■ AIM: Read the data and repeat it in full, exactly.

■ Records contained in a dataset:
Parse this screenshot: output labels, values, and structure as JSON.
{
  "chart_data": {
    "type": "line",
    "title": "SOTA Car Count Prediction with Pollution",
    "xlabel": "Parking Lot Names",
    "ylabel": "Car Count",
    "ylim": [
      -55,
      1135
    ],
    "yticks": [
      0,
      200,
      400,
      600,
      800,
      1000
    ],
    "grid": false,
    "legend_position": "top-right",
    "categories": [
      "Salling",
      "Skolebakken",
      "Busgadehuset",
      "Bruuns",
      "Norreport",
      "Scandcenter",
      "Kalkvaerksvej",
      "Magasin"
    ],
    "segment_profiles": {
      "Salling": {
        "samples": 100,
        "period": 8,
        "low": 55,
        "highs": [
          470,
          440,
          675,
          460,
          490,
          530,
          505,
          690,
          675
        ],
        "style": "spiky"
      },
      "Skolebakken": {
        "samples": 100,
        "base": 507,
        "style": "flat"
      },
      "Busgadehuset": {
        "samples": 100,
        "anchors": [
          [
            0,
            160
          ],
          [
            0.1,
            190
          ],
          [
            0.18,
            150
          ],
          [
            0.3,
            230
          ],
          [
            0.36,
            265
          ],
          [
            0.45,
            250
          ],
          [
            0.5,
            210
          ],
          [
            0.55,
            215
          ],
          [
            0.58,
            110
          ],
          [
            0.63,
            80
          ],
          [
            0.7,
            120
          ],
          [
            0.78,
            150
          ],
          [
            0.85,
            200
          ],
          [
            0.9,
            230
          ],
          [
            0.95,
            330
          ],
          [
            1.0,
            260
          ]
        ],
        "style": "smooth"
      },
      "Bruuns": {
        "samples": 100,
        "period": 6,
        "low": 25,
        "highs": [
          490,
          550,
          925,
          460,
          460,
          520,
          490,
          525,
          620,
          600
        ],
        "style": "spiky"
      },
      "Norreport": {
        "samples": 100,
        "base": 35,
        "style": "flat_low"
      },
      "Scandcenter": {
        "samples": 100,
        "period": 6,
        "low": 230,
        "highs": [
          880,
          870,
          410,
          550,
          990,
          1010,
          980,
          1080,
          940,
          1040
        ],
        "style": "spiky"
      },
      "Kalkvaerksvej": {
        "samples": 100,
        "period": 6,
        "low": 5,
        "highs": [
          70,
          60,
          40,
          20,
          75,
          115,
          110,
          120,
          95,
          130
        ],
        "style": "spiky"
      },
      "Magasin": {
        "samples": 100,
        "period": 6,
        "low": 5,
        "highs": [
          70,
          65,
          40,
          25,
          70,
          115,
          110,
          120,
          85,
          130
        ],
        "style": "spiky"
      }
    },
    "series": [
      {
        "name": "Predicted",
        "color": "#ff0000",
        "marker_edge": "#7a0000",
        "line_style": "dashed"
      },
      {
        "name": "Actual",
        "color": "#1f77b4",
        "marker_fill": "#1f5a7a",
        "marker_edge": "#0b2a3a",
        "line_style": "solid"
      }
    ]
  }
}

■ COMPLETE RESPONSE:
Parse this screenshot: output labels, values, and structure as JSON.
{
  "chart_data": {
    "type": "line",
    "title": "SOTA Car Count Prediction with Pollution",
    "xlabel": "Parking Lot Names",
    "ylabel": "Car Count",
    "ylim": [
      -55,
      1135
    ],
    "yticks": [
      0,
      200,
      400,
      600,
      800,
      1000
    ],
    "grid": false,
    "legend_position": "top-right",
    "categories": [
      "Salling",
      "Skolebakken",
      "Busgadehuset",
      "Bruuns",
      "Norreport",
      "Scandcenter",
      "Kalkvaerksvej",
      "Magasin"
    ],
    "segment_profiles": {
      "Salling": {
        "samples": 100,
        "period": 8,
        "low": 55,
        "highs": [
          470,
          440,
          675,
          460,
          490,
          530,
          505,
          690,
          675
        ],
        "style": "spiky"
      },
      "Skolebakken": {
        "samples": 100,
        "base": 507,
        "style": "flat"
      },
      "Busgadehuset": {
        "samples": 100,
        "anchors": [
          [
            0,
            160
          ],
          [
            0.1,
            190
          ],
          [
            0.18,
            150
          ],
          [
            0.3,
            230
          ],
          [
            0.36,
            265
          ],
          [
            0.45,
            250
          ],
          [
            0.5,
            210
          ],
          [
            0.55,
            215
          ],
          [
            0.58,
            110
          ],
          [
            0.63,
            80
          ],
          [
            0.7,
            120
          ],
          [
            0.78,
            150
          ],
          [
            0.85,
            200
          ],
          [
            0.9,
            230
          ],
          [
            0.95,
            330
          ],
          [
            1.0,
            260
          ]
        ],
        "style": "smooth"
      },
      "Bruuns": {
        "samples": 100,
        "period": 6,
        "low": 25,
        "highs": [
          490,
          550,
          925,
          460,
          460,
          520,
          490,
          525,
          620,
          600
        ],
        "style": "spiky"
      },
      "Norreport": {
        "samples": 100,
        "base": 35,
        "style": "flat_low"
      },
      "Scandcenter": {
        "samples": 100,
        "period": 6,
        "low": 230,
        "highs": [
          880,
          870,
          410,
          550,
          990,
          1010,
          980,
          1080,
          940,
          1040
        ],
        "style": "spiky"
      },
      "Kalkvaerksvej": {
        "samples": 100,
        "period": 6,
        "low": 5,
        "highs": [
          70,
          60,
          40,
          20,
          75,
          115,
          110,
          120,
          95,
          130
        ],
        "style": "spiky"
      },
      "Magasin": {
        "samples": 100,
        "period": 6,
        "low": 5,
        "highs": [
          70,
          65,
          40,
          25,
          70,
          115,
          110,
          120,
          85,
          130
        ],
        "style": "spiky"
      }
    },
    "series": [
      {
        "name": "Predicted",
        "color": "#ff0000",
        "marker_edge": "#7a0000",
        "line_style": "dashed"
      },
      {
        "name": "Actual",
        "color": "#1f77b4",
        "marker_fill": "#1f5a7a",
        "marker_edge": "#0b2a3a",
        "line_style": "solid"
      }
    ]
  }
}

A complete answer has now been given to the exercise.